Collected data entries:
- - - - -

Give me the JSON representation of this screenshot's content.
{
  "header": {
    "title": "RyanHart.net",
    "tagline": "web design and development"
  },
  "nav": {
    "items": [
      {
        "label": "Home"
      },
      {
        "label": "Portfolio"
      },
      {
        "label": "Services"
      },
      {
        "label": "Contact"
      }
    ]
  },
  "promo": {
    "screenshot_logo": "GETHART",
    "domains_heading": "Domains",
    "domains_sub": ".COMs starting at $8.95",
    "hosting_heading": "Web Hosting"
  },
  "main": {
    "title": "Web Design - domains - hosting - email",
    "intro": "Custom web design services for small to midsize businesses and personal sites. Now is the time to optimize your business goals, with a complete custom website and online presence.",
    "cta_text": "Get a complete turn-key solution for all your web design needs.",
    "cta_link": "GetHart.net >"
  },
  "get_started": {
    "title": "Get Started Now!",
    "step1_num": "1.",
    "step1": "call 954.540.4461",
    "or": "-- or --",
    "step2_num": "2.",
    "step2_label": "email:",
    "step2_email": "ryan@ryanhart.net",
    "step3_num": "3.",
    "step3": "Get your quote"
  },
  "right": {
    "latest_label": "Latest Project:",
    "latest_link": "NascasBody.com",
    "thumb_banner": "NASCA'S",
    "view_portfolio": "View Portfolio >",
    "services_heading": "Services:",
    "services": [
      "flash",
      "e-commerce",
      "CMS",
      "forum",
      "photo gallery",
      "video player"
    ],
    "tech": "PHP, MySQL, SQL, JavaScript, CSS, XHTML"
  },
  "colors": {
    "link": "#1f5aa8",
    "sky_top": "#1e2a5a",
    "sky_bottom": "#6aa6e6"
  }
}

- - - - -

Repeat the records exactly, including every line.

Give me the JSON representation of this screenshot's content.
{
  "header": {
    "title": "RyanHart.net",
    "tagline": "web design and development"
  },
  "nav": {
    "items": [
      {
        "label": "Home"
      },
      {
        "label": "Portfolio"
      },
      {
        "label": "Services"
      },
      {
        "label": "Contact"
      }
    ]
  },
  "promo": {
    "screenshot_logo": "GETHART",
    "domains_heading": "Domains",
    "domains_sub": ".COMs starting at $8.95",
    "hosting_heading": "Web Hosting"
  },
  "main": {
    "title": "Web Design - domains - hosting - email",
    "intro": "Custom web design services for small to midsize businesses and personal sites. Now is the time to optimize your business goals, with a complete custom website and online presence.",
    "cta_text": "Get a complete turn-key solution for all your web design needs.",
    "cta_link": "GetHart.net >"
  },
  "get_started": {
    "title": "Get Started Now!",
    "step1_num": "1.",
    "step1": "call 954.540.4461",
    "or": "-- or --",
    "step2_num": "2.",
    "step2_label": "email:",
    "step2_email": "ryan@ryanhart.net",
    "step3_num": "3.",
    "step3": "Get your quote"
  },
  "right": {
    "latest_label": "Latest Project:",
    "latest_link": "NascasBody.com",
    "thumb_banner": "NASCA'S",
    "view_portfolio": "View Portfolio >",
    "services_heading": "Services:",
    "services": [
      "flash",
      "e-commerce",
      "CMS",
      "forum",
      "photo gallery",
      "video player"
    ],
    "tech": "PHP, MySQL, SQL, JavaScript, CSS, XHTML"
  },
  "colors": {
    "link": "#1f5aa8",
    "sky_top": "#1e2a5a",
    "sky_bottom": "#6aa6e6"
  }
}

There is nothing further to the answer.